> [What you are asked to do]: Where a line contains the string "khẩu", copy that line.

> [Material provided]:

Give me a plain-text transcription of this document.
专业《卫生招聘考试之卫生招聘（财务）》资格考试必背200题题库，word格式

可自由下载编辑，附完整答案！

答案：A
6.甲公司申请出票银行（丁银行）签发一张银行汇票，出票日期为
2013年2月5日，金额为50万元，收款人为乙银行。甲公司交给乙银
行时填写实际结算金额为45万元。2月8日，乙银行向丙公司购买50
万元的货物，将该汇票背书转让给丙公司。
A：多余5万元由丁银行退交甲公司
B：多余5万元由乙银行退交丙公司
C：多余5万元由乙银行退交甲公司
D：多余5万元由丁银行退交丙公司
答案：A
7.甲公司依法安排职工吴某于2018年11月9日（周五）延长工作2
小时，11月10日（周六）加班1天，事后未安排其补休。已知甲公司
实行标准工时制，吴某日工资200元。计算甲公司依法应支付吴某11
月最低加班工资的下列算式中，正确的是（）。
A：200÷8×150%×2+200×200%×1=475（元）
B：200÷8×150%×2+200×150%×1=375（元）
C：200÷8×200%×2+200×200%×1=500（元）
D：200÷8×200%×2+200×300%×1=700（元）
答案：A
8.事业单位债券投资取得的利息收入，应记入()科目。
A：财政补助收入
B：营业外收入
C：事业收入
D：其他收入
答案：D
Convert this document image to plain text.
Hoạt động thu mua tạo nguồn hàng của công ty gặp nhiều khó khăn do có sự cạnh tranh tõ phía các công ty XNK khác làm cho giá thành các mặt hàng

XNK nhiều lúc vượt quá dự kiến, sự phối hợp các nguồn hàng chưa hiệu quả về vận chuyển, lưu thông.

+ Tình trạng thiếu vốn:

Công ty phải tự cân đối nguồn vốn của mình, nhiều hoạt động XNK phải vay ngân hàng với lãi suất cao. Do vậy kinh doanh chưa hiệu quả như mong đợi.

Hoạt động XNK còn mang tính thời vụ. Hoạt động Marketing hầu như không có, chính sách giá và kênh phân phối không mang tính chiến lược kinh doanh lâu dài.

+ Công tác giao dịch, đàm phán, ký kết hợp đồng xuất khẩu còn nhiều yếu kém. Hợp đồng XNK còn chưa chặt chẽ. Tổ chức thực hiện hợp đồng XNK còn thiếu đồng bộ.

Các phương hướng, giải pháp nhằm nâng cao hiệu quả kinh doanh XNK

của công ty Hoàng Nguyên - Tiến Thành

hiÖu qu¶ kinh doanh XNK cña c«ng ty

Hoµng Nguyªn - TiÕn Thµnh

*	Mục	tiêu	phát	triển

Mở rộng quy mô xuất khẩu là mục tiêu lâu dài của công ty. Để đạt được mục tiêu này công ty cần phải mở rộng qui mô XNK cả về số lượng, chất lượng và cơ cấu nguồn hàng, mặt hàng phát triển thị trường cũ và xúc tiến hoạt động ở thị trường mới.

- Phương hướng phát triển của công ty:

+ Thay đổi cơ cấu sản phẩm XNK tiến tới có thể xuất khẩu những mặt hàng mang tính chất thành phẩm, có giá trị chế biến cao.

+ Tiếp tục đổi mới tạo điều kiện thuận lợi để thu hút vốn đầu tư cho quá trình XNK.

> [Exercise answer]:
+ Công tác giao dịch, đàm phán, ký kết hợp đồng xuất khẩu còn nhiều yếu kém. Hợp đồng XNK còn chưa chặt chẽ. Tổ chức thực hiện hợp đồng XNK còn thiếu đồng bộ.
Mở rộng quy mô xuất khẩu là mục tiêu lâu dài của công ty. Để đạt được mục tiêu này công ty cần phải mở rộng qui mô XNK cả về số lượng, chất lượng và cơ cấu nguồn hàng, mặt hàng phát triển thị trường cũ và xúc tiến hoạt động ở thị trường mới.
+ Thay đổi cơ cấu sản phẩm XNK tiến tới có thể xuất khẩu những mặt hàng mang tính chất thành phẩm, có giá trị chế biến cao.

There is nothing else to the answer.